▶ What you need to do: Leave out the pictures and reproduce all of the data exactly.

═══

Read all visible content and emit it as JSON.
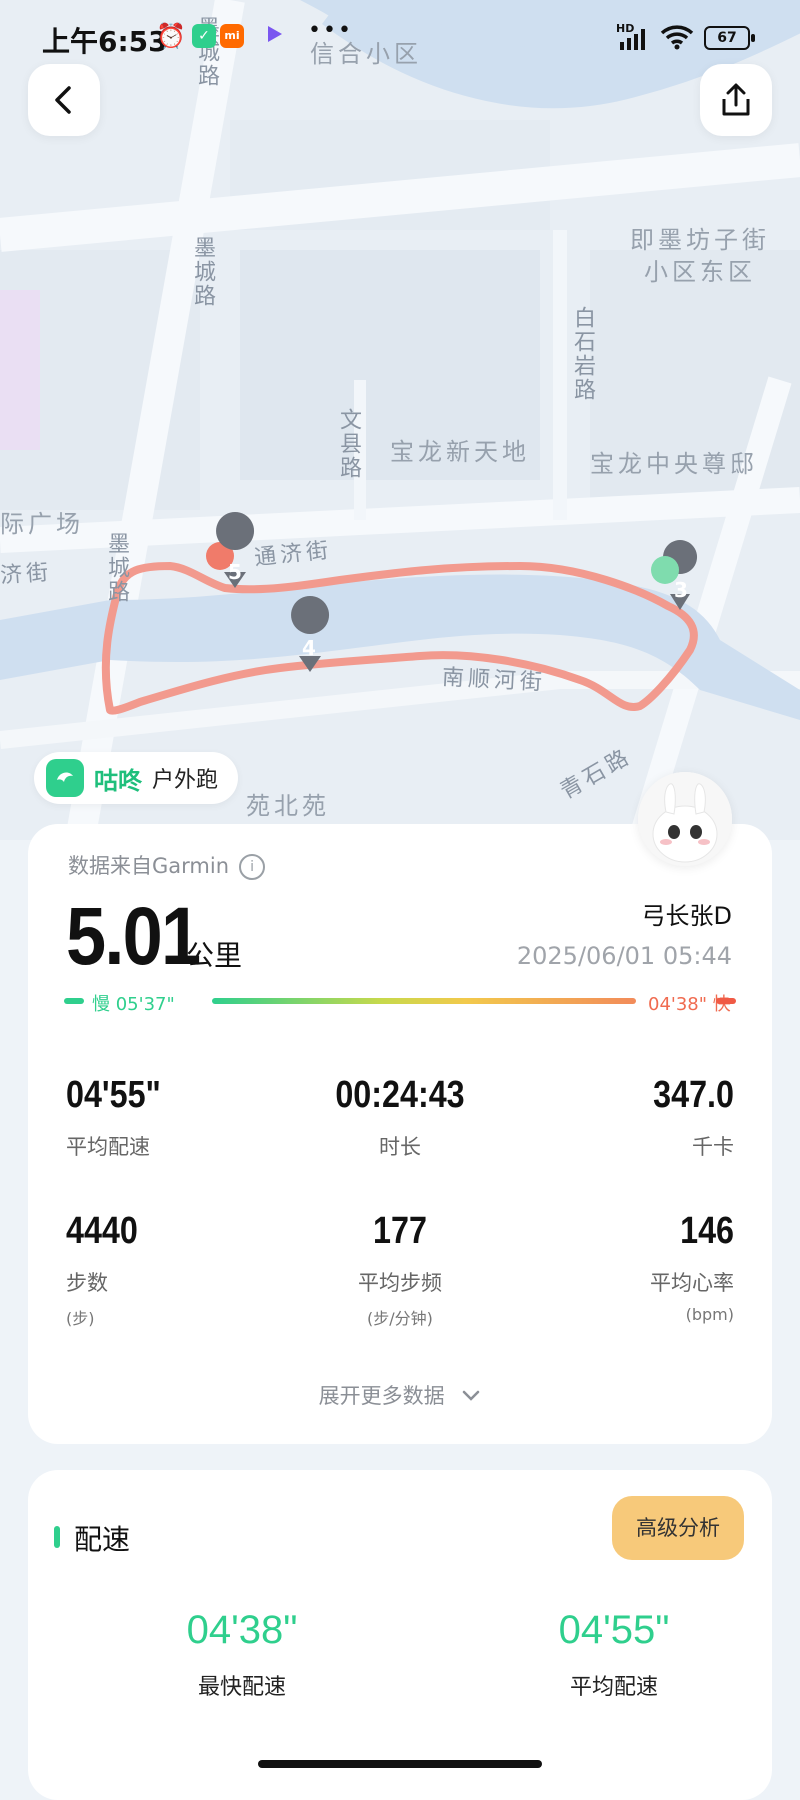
{
  "status_bar": {
    "time": "上午6:53",
    "battery": "67",
    "network": "HD"
  },
  "map": {
    "labels": {
      "xinhe": "信合小区",
      "mocheng_1": "墨城路",
      "mocheng_2": "墨城路",
      "mocheng_3": "墨城路",
      "jimo_1": "即墨坊子街",
      "jimo_2": "小区东区",
      "baishiyan": "白石岩路",
      "wenxian": "文县路",
      "baolong": "宝龙新天地",
      "baolong_central": "宝龙中央尊邸",
      "tongji": "通济街",
      "nanshunhe": "南顺河街",
      "qingshi": "青石路",
      "guangchang": "际广场",
      "jiejie": "济街",
      "beiyuan": "苑北苑"
    },
    "markers": [
      "5",
      "4",
      "3"
    ]
  },
  "brand": {
    "name": "咕咚",
    "activity": "户外跑"
  },
  "summary": {
    "source": "数据来自Garmin",
    "distance": "5.01",
    "distance_unit": "公里",
    "username": "弓长张D",
    "datetime": "2025/06/01 05:44",
    "slow_label": "慢 05'37\"",
    "fast_label": "04'38\" 快"
  },
  "stats": {
    "avg_pace": {
      "value": "04'55\"",
      "label": "平均配速"
    },
    "duration": {
      "value": "00:24:43",
      "label": "时长"
    },
    "calories": {
      "value": "347.0",
      "label": "千卡"
    },
    "steps": {
      "value": "4440",
      "label": "步数",
      "unit": "(步)"
    },
    "cadence": {
      "value": "177",
      "label": "平均步频",
      "unit": "(步/分钟)"
    },
    "heart_rate": {
      "value": "146",
      "label": "平均心率",
      "unit": "(bpm)"
    }
  },
  "expand_label": "展开更多数据",
  "pace_section": {
    "title": "配速",
    "advanced_button": "高级分析",
    "fastest": {
      "value": "04'38\"",
      "label": "最快配速"
    },
    "average": {
      "value": "04'55\"",
      "label": "平均配速"
    }
  },
  "colors": {
    "accent_green": "#2fcf8d",
    "route": "#f29a8e",
    "river": "#cfdff0",
    "advanced_button": "#f7c97a"
  }
}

═══

▶ Full answer:
Read all visible content and emit it as JSON.
{
  "status_bar": {
    "time": "上午6:53",
    "battery": "67",
    "network": "HD"
  },
  "map": {
    "labels": {
      "xinhe": "信合小区",
      "mocheng_1": "墨城路",
      "mocheng_2": "墨城路",
      "mocheng_3": "墨城路",
      "jimo_1": "即墨坊子街",
      "jimo_2": "小区东区",
      "baishiyan": "白石岩路",
      "wenxian": "文县路",
      "baolong": "宝龙新天地",
      "baolong_central": "宝龙中央尊邸",
      "tongji": "通济街",
      "nanshunhe": "南顺河街",
      "qingshi": "青石路",
      "guangchang": "际广场",
      "jiejie": "济街",
      "beiyuan": "苑北苑"
    },
    "markers": [
      "5",
      "4",
      "3"
    ]
  },
  "brand": {
    "name": "咕咚",
    "activity": "户外跑"
  },
  "summary": {
    "source": "数据来自Garmin",
    "distance": "5.01",
    "distance_unit": "公里",
    "username": "弓长张D",
    "datetime": "2025/06/01 05:44",
    "slow_label": "慢 05'37\"",
    "fast_label": "04'38\" 快"
  },
  "stats": {
    "avg_pace": {
      "value": "04'55\"",
      "label": "平均配速"
    },
    "duration": {
      "value": "00:24:43",
      "label": "时长"
    },
    "calories": {
      "value": "347.0",
      "label": "千卡"
    },
    "steps": {
      "value": "4440",
      "label": "步数",
      "unit": "(步)"
    },
    "cadence": {
      "value": "177",
      "label": "平均步频",
      "unit": "(步/分钟)"
    },
    "heart_rate": {
      "value": "146",
      "label": "平均心率",
      "unit": "(bpm)"
    }
  },
  "expand_label": "展开更多数据",
  "pace_section": {
    "title": "配速",
    "advanced_button": "高级分析",
    "fastest": {
      "value": "04'38\"",
      "label": "最快配速"
    },
    "average": {
      "value": "04'55\"",
      "label": "平均配速"
    }
  },
  "colors": {
    "accent_green": "#2fcf8d",
    "route": "#f29a8e",
    "river": "#cfdff0",
    "advanced_button": "#f7c97a"
  }
}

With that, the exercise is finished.